MATERIAL SUPPLIED:
______

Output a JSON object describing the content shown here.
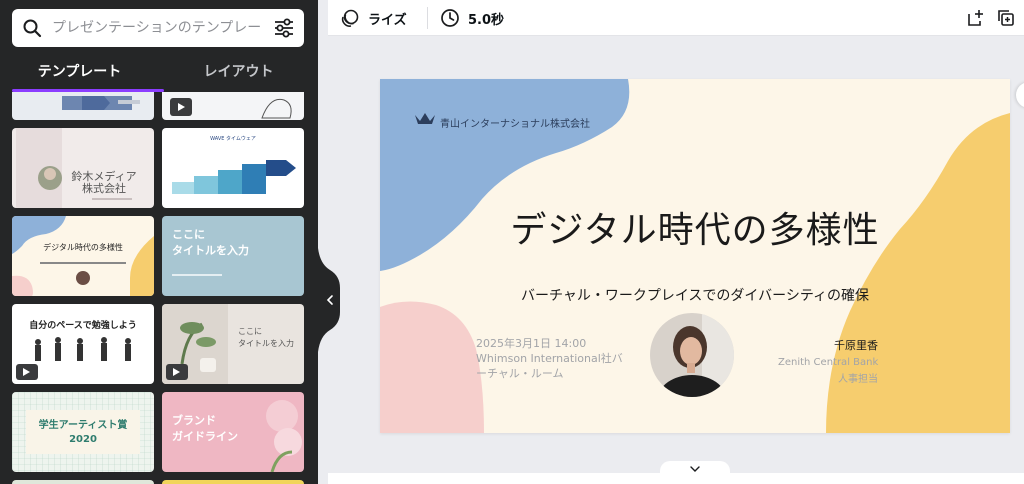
{
  "search": {
    "placeholder": "プレゼンテーションのテンプレートを検索"
  },
  "tabs": [
    {
      "label": "テンプレート",
      "active": true
    },
    {
      "label": "レイアウト",
      "active": false
    }
  ],
  "templates": [
    {
      "id": "top-left-partial"
    },
    {
      "id": "top-right-partial"
    },
    {
      "id": "suzuki-media",
      "lines": [
        "鈴木メディア",
        "株式会社"
      ]
    },
    {
      "id": "steps",
      "heading": "WAVE タイムウェア"
    },
    {
      "id": "digital-diversity",
      "title": "デジタル時代の多様性"
    },
    {
      "id": "koko-title-blue",
      "lines": [
        "ここに",
        "タイトルを入力"
      ]
    },
    {
      "id": "study-pace",
      "title": "自分のペースで勉強しよう"
    },
    {
      "id": "koko-title-plant",
      "lines": [
        "ここに",
        "タイトルを入力"
      ]
    },
    {
      "id": "artist-award",
      "lines": [
        "学生アーティスト賞",
        "2020"
      ]
    },
    {
      "id": "brand-guideline",
      "lines": [
        "ブランド",
        "ガイドライン"
      ]
    }
  ],
  "toolbar": {
    "animation_label": "ライズ",
    "duration_label": "5.0秒"
  },
  "slide": {
    "company": "青山インターナショナル株式会社",
    "title": "デジタル時代の多様性",
    "subtitle": "バーチャル・ワークプレイスでのダイバーシティの確保",
    "datetime": "2025年3月1日 14:00 Whimson International社バーチャル・ルーム",
    "presenter_name": "千原里香",
    "presenter_company": "Zenith Central Bank",
    "presenter_role": "人事担当",
    "colors": {
      "blue": "#8eb1d9",
      "yellow": "#f6cd6e",
      "pink": "#f6cfcc",
      "cream": "#fdf6e8"
    }
  },
  "accent": "#8b3dff"
}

______

YOUR TASK: Copy every record above exactly, leaving out the pictures.

SOLUTION:
Output a JSON object describing the content shown here.
{
  "search": {
    "placeholder": "プレゼンテーションのテンプレートを検索"
  },
  "tabs": [
    {
      "label": "テンプレート",
      "active": true
    },
    {
      "label": "レイアウト",
      "active": false
    }
  ],
  "templates": [
    {
      "id": "top-left-partial"
    },
    {
      "id": "top-right-partial"
    },
    {
      "id": "suzuki-media",
      "lines": [
        "鈴木メディア",
        "株式会社"
      ]
    },
    {
      "id": "steps",
      "heading": "WAVE タイムウェア"
    },
    {
      "id": "digital-diversity",
      "title": "デジタル時代の多様性"
    },
    {
      "id": "koko-title-blue",
      "lines": [
        "ここに",
        "タイトルを入力"
      ]
    },
    {
      "id": "study-pace",
      "title": "自分のペースで勉強しよう"
    },
    {
      "id": "koko-title-plant",
      "lines": [
        "ここに",
        "タイトルを入力"
      ]
    },
    {
      "id": "artist-award",
      "lines": [
        "学生アーティスト賞",
        "2020"
      ]
    },
    {
      "id": "brand-guideline",
      "lines": [
        "ブランド",
        "ガイドライン"
      ]
    }
  ],
  "toolbar": {
    "animation_label": "ライズ",
    "duration_label": "5.0秒"
  },
  "slide": {
    "company": "青山インターナショナル株式会社",
    "title": "デジタル時代の多様性",
    "subtitle": "バーチャル・ワークプレイスでのダイバーシティの確保",
    "datetime": "2025年3月1日 14:00 Whimson International社バーチャル・ルーム",
    "presenter_name": "千原里香",
    "presenter_company": "Zenith Central Bank",
    "presenter_role": "人事担当",
    "colors": {
      "blue": "#8eb1d9",
      "yellow": "#f6cd6e",
      "pink": "#f6cfcc",
      "cream": "#fdf6e8"
    }
  },
  "accent": "#8b3dff"
}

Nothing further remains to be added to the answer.